*** DATA ***
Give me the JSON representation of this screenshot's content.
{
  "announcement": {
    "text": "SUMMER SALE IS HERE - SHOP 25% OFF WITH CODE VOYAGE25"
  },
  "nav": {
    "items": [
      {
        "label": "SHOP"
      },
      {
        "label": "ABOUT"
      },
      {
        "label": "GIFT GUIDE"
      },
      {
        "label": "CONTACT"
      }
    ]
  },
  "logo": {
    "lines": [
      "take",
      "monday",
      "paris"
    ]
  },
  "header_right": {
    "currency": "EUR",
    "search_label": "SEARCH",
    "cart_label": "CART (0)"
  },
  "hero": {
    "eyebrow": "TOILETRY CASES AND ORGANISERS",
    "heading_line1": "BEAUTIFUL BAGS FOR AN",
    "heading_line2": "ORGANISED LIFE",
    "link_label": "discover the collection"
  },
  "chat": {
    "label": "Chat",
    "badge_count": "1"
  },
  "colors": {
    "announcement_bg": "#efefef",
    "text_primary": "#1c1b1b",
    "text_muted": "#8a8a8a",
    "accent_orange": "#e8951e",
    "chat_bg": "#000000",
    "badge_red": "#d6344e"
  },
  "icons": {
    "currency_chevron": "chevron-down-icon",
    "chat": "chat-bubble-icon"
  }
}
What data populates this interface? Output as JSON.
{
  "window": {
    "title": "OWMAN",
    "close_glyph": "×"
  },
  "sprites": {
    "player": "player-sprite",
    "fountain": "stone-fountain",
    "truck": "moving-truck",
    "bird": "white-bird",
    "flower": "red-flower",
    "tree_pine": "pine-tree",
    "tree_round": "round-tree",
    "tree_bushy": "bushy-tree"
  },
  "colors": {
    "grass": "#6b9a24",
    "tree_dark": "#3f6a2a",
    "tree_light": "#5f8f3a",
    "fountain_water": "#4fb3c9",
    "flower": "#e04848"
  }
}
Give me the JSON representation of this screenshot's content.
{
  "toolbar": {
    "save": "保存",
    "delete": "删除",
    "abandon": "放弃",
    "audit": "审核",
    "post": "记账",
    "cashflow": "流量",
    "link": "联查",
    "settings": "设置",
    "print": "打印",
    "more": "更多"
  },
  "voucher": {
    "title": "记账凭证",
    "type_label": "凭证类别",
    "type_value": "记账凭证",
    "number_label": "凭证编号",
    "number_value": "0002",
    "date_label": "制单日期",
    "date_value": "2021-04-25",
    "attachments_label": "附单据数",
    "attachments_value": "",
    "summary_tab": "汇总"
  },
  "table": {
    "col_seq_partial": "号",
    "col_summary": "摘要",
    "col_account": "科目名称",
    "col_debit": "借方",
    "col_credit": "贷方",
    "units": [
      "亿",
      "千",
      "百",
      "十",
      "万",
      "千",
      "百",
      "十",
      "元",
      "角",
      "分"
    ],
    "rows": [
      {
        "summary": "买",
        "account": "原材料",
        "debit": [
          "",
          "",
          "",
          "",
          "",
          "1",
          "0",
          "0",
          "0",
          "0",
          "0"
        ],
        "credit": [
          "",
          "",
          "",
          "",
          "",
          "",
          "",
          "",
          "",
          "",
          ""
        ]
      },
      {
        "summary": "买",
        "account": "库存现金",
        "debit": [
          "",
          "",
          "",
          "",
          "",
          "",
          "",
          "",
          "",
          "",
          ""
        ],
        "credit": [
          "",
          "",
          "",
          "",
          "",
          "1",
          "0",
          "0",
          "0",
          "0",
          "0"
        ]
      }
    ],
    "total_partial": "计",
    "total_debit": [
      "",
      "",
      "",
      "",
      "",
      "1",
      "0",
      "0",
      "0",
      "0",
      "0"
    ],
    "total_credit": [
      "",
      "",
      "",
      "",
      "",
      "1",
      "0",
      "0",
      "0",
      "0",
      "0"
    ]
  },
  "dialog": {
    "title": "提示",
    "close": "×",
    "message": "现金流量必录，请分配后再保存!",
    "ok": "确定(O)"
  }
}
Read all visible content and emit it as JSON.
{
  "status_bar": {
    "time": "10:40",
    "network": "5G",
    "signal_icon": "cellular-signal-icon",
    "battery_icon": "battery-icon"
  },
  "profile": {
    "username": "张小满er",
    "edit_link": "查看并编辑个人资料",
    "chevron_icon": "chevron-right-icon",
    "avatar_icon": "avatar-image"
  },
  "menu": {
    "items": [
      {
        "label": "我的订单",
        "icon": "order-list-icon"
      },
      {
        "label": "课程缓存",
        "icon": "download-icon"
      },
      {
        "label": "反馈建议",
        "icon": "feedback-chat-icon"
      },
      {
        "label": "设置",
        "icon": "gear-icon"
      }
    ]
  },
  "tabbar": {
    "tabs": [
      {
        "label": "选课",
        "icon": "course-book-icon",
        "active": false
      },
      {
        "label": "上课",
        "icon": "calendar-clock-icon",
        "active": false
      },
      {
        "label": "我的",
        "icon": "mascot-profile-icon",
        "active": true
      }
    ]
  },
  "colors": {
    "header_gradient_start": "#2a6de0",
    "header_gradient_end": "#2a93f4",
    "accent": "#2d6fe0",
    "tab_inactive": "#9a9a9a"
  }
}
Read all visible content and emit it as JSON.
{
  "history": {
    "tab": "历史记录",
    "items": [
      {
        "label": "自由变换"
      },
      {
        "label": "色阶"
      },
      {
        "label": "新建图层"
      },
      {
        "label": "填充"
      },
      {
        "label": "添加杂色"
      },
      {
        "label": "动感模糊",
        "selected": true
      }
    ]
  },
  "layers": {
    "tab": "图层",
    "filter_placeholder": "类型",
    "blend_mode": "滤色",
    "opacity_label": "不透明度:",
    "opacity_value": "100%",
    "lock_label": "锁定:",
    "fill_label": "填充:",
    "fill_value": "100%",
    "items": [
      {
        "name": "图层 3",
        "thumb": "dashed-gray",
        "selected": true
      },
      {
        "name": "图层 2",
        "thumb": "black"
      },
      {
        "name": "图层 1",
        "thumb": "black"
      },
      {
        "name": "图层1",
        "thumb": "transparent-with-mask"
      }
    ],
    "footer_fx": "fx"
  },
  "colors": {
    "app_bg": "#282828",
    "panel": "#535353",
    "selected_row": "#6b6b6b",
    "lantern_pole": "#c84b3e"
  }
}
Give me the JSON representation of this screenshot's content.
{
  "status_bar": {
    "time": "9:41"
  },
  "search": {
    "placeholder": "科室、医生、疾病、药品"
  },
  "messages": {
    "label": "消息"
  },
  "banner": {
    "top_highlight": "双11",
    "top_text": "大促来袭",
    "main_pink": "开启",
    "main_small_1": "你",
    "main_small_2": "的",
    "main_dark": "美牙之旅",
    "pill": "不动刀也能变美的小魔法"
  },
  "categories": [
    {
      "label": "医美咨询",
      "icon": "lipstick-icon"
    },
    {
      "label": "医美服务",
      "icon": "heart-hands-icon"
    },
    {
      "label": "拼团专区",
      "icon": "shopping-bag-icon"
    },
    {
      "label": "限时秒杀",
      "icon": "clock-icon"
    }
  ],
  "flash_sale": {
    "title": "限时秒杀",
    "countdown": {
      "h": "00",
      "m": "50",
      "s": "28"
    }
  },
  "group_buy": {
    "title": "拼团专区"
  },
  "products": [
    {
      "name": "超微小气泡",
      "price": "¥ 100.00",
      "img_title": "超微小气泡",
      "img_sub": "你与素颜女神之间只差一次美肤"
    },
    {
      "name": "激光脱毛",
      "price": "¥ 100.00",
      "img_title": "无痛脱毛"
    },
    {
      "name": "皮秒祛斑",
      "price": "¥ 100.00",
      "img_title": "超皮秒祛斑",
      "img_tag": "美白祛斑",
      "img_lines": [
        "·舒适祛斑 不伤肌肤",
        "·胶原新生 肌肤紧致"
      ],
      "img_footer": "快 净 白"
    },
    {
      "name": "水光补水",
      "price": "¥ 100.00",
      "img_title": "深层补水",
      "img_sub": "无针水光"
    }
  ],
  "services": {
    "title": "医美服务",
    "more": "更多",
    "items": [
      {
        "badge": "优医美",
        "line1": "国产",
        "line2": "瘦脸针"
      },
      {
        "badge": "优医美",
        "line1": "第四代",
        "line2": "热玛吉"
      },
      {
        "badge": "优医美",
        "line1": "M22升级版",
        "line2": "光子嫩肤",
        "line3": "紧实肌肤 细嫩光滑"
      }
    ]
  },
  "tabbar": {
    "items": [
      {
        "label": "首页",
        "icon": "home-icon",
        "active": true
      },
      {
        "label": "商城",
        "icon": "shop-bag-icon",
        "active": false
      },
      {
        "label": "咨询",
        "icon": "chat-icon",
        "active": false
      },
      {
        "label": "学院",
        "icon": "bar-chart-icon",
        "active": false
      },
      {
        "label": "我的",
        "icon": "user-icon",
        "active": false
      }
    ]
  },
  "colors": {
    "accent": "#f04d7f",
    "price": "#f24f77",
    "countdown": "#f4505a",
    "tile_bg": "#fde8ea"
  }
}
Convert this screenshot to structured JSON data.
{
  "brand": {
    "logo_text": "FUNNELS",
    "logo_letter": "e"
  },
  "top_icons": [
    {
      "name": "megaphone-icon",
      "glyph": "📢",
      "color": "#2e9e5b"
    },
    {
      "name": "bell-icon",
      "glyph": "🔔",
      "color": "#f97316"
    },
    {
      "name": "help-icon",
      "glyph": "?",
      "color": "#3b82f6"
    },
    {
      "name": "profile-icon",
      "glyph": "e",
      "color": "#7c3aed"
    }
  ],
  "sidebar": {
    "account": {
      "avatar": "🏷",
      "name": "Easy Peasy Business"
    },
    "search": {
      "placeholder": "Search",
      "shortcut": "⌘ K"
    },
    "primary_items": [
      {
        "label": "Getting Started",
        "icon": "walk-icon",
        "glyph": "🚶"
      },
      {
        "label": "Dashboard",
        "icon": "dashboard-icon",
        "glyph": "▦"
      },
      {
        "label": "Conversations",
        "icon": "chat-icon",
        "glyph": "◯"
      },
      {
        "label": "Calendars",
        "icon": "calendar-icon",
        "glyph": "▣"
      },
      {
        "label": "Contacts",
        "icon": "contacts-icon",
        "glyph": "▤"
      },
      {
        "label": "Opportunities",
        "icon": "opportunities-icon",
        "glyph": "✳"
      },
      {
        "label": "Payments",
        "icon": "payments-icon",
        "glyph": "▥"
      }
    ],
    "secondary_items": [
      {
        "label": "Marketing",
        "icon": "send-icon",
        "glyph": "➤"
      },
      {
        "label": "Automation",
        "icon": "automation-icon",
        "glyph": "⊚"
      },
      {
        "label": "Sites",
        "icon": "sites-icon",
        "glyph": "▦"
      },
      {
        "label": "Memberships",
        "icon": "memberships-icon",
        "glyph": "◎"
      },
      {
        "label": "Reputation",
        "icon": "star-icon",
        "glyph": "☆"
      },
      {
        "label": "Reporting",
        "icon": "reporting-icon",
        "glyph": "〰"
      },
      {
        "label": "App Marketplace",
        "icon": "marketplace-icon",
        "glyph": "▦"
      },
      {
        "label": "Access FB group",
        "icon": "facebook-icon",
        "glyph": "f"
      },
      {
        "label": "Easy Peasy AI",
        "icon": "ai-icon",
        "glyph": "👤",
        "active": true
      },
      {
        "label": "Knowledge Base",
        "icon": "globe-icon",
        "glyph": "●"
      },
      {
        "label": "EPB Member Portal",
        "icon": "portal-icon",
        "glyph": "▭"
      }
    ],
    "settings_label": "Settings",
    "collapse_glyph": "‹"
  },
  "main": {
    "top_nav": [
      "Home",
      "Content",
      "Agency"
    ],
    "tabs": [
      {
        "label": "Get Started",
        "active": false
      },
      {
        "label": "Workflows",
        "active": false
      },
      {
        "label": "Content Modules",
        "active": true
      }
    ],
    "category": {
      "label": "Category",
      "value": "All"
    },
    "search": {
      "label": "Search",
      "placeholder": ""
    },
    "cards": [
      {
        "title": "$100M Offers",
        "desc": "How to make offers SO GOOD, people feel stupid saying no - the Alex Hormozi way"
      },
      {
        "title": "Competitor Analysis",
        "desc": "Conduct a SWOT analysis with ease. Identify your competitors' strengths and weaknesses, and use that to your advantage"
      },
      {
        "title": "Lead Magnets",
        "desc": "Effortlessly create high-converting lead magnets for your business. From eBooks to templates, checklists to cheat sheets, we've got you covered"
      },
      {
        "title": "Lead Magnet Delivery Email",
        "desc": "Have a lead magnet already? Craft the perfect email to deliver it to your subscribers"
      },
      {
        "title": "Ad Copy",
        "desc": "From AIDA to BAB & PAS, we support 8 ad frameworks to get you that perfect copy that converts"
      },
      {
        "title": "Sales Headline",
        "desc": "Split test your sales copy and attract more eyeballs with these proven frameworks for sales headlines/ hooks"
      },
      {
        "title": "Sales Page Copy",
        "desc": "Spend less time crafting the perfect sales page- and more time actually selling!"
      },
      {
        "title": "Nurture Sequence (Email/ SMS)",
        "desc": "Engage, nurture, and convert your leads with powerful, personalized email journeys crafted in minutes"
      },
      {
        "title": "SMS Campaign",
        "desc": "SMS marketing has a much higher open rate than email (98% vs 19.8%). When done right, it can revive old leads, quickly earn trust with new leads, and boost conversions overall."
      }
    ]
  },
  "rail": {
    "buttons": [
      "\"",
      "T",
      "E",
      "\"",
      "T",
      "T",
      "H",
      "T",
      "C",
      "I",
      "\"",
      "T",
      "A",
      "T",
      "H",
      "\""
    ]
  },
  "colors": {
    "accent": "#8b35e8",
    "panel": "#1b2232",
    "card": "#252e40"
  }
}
***
● **EXERCISE BRIEF**: Pull out all lines from the entries above that include the word "chevron".

● **THE ANSWER**:
    "currency_chevron": "chevron-down-icon",
    "chevron_icon": "chevron-right-icon",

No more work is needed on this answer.